(Dataset entries on figures)
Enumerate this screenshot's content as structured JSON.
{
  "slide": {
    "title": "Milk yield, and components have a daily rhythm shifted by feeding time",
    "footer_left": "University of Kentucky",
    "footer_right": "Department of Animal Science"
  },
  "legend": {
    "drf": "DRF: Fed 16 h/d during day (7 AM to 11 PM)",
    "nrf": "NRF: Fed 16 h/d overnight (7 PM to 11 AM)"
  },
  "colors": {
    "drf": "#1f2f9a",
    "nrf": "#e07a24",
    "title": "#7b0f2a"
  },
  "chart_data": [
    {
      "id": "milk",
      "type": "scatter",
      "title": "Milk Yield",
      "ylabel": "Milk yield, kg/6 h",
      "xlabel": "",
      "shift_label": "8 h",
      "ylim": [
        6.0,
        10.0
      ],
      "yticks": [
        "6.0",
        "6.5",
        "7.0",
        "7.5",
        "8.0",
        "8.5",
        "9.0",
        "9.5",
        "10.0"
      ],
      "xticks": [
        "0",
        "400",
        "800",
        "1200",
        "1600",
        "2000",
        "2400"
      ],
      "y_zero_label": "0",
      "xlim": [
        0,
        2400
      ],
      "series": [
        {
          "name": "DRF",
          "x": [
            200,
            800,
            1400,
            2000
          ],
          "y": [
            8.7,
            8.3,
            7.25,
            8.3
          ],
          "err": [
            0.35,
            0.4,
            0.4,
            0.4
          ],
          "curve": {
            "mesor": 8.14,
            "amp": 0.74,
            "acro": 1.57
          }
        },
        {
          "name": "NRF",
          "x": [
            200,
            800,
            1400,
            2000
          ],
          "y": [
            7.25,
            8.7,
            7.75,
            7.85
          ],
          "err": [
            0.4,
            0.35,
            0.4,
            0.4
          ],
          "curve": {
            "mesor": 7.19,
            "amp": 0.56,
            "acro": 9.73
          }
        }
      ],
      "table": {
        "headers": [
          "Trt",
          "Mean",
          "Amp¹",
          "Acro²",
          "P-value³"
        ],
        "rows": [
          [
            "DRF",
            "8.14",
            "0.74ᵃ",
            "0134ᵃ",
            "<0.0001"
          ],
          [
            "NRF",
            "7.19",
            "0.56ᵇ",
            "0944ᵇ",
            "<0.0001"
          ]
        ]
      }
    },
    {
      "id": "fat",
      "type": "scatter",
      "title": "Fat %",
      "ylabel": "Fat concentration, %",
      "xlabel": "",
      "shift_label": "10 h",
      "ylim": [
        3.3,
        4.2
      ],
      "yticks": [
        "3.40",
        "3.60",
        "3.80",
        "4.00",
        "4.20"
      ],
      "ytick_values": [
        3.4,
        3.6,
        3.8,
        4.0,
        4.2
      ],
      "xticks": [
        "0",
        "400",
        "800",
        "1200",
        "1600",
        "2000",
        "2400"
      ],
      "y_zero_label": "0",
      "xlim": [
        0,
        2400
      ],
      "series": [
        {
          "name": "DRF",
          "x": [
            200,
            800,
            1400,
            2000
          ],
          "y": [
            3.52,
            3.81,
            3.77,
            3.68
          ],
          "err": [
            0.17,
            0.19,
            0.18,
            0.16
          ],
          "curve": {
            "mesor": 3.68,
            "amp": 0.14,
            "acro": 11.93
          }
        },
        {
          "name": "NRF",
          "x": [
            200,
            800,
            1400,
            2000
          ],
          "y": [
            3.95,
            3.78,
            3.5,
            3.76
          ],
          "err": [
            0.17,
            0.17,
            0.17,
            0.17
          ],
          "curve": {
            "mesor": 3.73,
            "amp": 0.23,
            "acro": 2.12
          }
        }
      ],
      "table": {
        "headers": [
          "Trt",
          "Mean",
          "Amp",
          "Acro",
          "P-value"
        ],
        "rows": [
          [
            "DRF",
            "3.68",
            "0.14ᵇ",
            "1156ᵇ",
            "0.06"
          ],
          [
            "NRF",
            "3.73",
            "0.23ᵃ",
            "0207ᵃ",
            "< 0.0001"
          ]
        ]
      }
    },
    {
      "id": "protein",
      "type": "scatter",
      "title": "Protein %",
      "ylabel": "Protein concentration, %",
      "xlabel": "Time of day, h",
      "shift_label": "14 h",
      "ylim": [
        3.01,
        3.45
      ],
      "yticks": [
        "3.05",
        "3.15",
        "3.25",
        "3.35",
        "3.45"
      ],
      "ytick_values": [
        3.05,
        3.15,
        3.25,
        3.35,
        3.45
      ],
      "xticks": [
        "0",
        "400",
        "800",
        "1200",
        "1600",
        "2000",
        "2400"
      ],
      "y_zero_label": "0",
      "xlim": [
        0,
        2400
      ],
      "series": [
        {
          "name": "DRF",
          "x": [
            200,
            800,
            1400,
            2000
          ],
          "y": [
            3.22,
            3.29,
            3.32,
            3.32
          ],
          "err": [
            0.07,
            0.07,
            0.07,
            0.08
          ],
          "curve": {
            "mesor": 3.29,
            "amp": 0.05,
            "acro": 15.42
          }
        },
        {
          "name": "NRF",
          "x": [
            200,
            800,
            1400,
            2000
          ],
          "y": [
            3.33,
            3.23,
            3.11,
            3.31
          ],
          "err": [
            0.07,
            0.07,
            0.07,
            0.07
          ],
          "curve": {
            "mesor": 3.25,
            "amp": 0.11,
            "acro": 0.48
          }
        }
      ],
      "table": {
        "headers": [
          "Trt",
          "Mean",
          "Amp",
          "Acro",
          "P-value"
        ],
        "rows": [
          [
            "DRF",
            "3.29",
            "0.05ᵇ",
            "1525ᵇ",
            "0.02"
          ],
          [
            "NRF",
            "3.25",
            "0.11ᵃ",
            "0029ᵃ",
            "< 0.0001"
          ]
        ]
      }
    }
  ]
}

**The problem**
Top to bottom, the records above must be output exactly.

**Answer below**
Enumerate this screenshot's content as structured JSON.
{
  "slide": {
    "title": "Milk yield, and components have a daily rhythm shifted by feeding time",
    "footer_left": "University of Kentucky",
    "footer_right": "Department of Animal Science"
  },
  "legend": {
    "drf": "DRF: Fed 16 h/d during day (7 AM to 11 PM)",
    "nrf": "NRF: Fed 16 h/d overnight (7 PM to 11 AM)"
  },
  "colors": {
    "drf": "#1f2f9a",
    "nrf": "#e07a24",
    "title": "#7b0f2a"
  },
  "chart_data": [
    {
      "id": "milk",
      "type": "scatter",
      "title": "Milk Yield",
      "ylabel": "Milk yield, kg/6 h",
      "xlabel": "",
      "shift_label": "8 h",
      "ylim": [
        6.0,
        10.0
      ],
      "yticks": [
        "6.0",
        "6.5",
        "7.0",
        "7.5",
        "8.0",
        "8.5",
        "9.0",
        "9.5",
        "10.0"
      ],
      "xticks": [
        "0",
        "400",
        "800",
        "1200",
        "1600",
        "2000",
        "2400"
      ],
      "y_zero_label": "0",
      "xlim": [
        0,
        2400
      ],
      "series": [
        {
          "name": "DRF",
          "x": [
            200,
            800,
            1400,
            2000
          ],
          "y": [
            8.7,
            8.3,
            7.25,
            8.3
          ],
          "err": [
            0.35,
            0.4,
            0.4,
            0.4
          ],
          "curve": {
            "mesor": 8.14,
            "amp": 0.74,
            "acro": 1.57
          }
        },
        {
          "name": "NRF",
          "x": [
            200,
            800,
            1400,
            2000
          ],
          "y": [
            7.25,
            8.7,
            7.75,
            7.85
          ],
          "err": [
            0.4,
            0.35,
            0.4,
            0.4
          ],
          "curve": {
            "mesor": 7.19,
            "amp": 0.56,
            "acro": 9.73
          }
        }
      ],
      "table": {
        "headers": [
          "Trt",
          "Mean",
          "Amp¹",
          "Acro²",
          "P-value³"
        ],
        "rows": [
          [
            "DRF",
            "8.14",
            "0.74ᵃ",
            "0134ᵃ",
            "<0.0001"
          ],
          [
            "NRF",
            "7.19",
            "0.56ᵇ",
            "0944ᵇ",
            "<0.0001"
          ]
        ]
      }
    },
    {
      "id": "fat",
      "type": "scatter",
      "title": "Fat %",
      "ylabel": "Fat concentration, %",
      "xlabel": "",
      "shift_label": "10 h",
      "ylim": [
        3.3,
        4.2
      ],
      "yticks": [
        "3.40",
        "3.60",
        "3.80",
        "4.00",
        "4.20"
      ],
      "ytick_values": [
        3.4,
        3.6,
        3.8,
        4.0,
        4.2
      ],
      "xticks": [
        "0",
        "400",
        "800",
        "1200",
        "1600",
        "2000",
        "2400"
      ],
      "y_zero_label": "0",
      "xlim": [
        0,
        2400
      ],
      "series": [
        {
          "name": "DRF",
          "x": [
            200,
            800,
            1400,
            2000
          ],
          "y": [
            3.52,
            3.81,
            3.77,
            3.68
          ],
          "err": [
            0.17,
            0.19,
            0.18,
            0.16
          ],
          "curve": {
            "mesor": 3.68,
            "amp": 0.14,
            "acro": 11.93
          }
        },
        {
          "name": "NRF",
          "x": [
            200,
            800,
            1400,
            2000
          ],
          "y": [
            3.95,
            3.78,
            3.5,
            3.76
          ],
          "err": [
            0.17,
            0.17,
            0.17,
            0.17
          ],
          "curve": {
            "mesor": 3.73,
            "amp": 0.23,
            "acro": 2.12
          }
        }
      ],
      "table": {
        "headers": [
          "Trt",
          "Mean",
          "Amp",
          "Acro",
          "P-value"
        ],
        "rows": [
          [
            "DRF",
            "3.68",
            "0.14ᵇ",
            "1156ᵇ",
            "0.06"
          ],
          [
            "NRF",
            "3.73",
            "0.23ᵃ",
            "0207ᵃ",
            "< 0.0001"
          ]
        ]
      }
    },
    {
      "id": "protein",
      "type": "scatter",
      "title": "Protein %",
      "ylabel": "Protein concentration, %",
      "xlabel": "Time of day, h",
      "shift_label": "14 h",
      "ylim": [
        3.01,
        3.45
      ],
      "yticks": [
        "3.05",
        "3.15",
        "3.25",
        "3.35",
        "3.45"
      ],
      "ytick_values": [
        3.05,
        3.15,
        3.25,
        3.35,
        3.45
      ],
      "xticks": [
        "0",
        "400",
        "800",
        "1200",
        "1600",
        "2000",
        "2400"
      ],
      "y_zero_label": "0",
      "xlim": [
        0,
        2400
      ],
      "series": [
        {
          "name": "DRF",
          "x": [
            200,
            800,
            1400,
            2000
          ],
          "y": [
            3.22,
            3.29,
            3.32,
            3.32
          ],
          "err": [
            0.07,
            0.07,
            0.07,
            0.08
          ],
          "curve": {
            "mesor": 3.29,
            "amp": 0.05,
            "acro": 15.42
          }
        },
        {
          "name": "NRF",
          "x": [
            200,
            800,
            1400,
            2000
          ],
          "y": [
            3.33,
            3.23,
            3.11,
            3.31
          ],
          "err": [
            0.07,
            0.07,
            0.07,
            0.07
          ],
          "curve": {
            "mesor": 3.25,
            "amp": 0.11,
            "acro": 0.48
          }
        }
      ],
      "table": {
        "headers": [
          "Trt",
          "Mean",
          "Amp",
          "Acro",
          "P-value"
        ],
        "rows": [
          [
            "DRF",
            "3.29",
            "0.05ᵇ",
            "1525ᵇ",
            "0.02"
          ],
          [
            "NRF",
            "3.25",
            "0.11ᵃ",
            "0029ᵃ",
            "< 0.0001"
          ]
        ]
      }
    }
  ]
}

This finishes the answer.